═══ Data rows
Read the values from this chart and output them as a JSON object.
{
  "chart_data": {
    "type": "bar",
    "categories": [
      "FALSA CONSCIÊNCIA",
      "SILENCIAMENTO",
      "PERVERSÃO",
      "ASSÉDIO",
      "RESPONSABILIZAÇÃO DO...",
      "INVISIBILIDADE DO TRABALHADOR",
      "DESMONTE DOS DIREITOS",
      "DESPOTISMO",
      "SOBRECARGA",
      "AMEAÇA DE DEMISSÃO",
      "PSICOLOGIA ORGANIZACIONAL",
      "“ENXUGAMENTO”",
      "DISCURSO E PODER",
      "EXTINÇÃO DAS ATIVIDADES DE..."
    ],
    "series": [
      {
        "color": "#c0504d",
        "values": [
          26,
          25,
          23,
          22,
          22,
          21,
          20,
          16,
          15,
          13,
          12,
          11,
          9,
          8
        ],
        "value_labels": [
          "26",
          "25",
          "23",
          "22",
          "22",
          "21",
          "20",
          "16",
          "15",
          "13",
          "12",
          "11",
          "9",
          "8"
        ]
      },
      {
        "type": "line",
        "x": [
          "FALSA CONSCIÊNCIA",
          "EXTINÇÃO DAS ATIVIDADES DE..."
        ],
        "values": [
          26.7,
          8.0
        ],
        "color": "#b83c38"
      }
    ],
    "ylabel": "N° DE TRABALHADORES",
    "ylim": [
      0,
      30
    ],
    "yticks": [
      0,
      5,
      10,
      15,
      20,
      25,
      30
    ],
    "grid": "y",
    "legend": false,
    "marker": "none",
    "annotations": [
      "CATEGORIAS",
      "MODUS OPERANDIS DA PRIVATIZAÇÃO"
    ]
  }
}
══════
**Goal:** Repeat back the data above, exact to the last character.

**Written answer:**
Read the values from this chart and output them as a JSON object.
{
  "chart_data": {
    "type": "bar",
    "categories": [
      "FALSA CONSCIÊNCIA",
      "SILENCIAMENTO",
      "PERVERSÃO",
      "ASSÉDIO",
      "RESPONSABILIZAÇÃO DO...",
      "INVISIBILIDADE DO TRABALHADOR",
      "DESMONTE DOS DIREITOS",
      "DESPOTISMO",
      "SOBRECARGA",
      "AMEAÇA DE DEMISSÃO",
      "PSICOLOGIA ORGANIZACIONAL",
      "“ENXUGAMENTO”",
      "DISCURSO E PODER",
      "EXTINÇÃO DAS ATIVIDADES DE..."
    ],
    "series": [
      {
        "color": "#c0504d",
        "values": [
          26,
          25,
          23,
          22,
          22,
          21,
          20,
          16,
          15,
          13,
          12,
          11,
          9,
          8
        ],
        "value_labels": [
          "26",
          "25",
          "23",
          "22",
          "22",
          "21",
          "20",
          "16",
          "15",
          "13",
          "12",
          "11",
          "9",
          "8"
        ]
      },
      {
        "type": "line",
        "x": [
          "FALSA CONSCIÊNCIA",
          "EXTINÇÃO DAS ATIVIDADES DE..."
        ],
        "values": [
          26.7,
          8.0
        ],
        "color": "#b83c38"
      }
    ],
    "ylabel": "N° DE TRABALHADORES",
    "ylim": [
      0,
      30
    ],
    "yticks": [
      0,
      5,
      10,
      15,
      20,
      25,
      30
    ],
    "grid": "y",
    "legend": false,
    "marker": "none",
    "annotations": [
      "CATEGORIAS",
      "MODUS OPERANDIS DA PRIVATIZAÇÃO"
    ]
  }
}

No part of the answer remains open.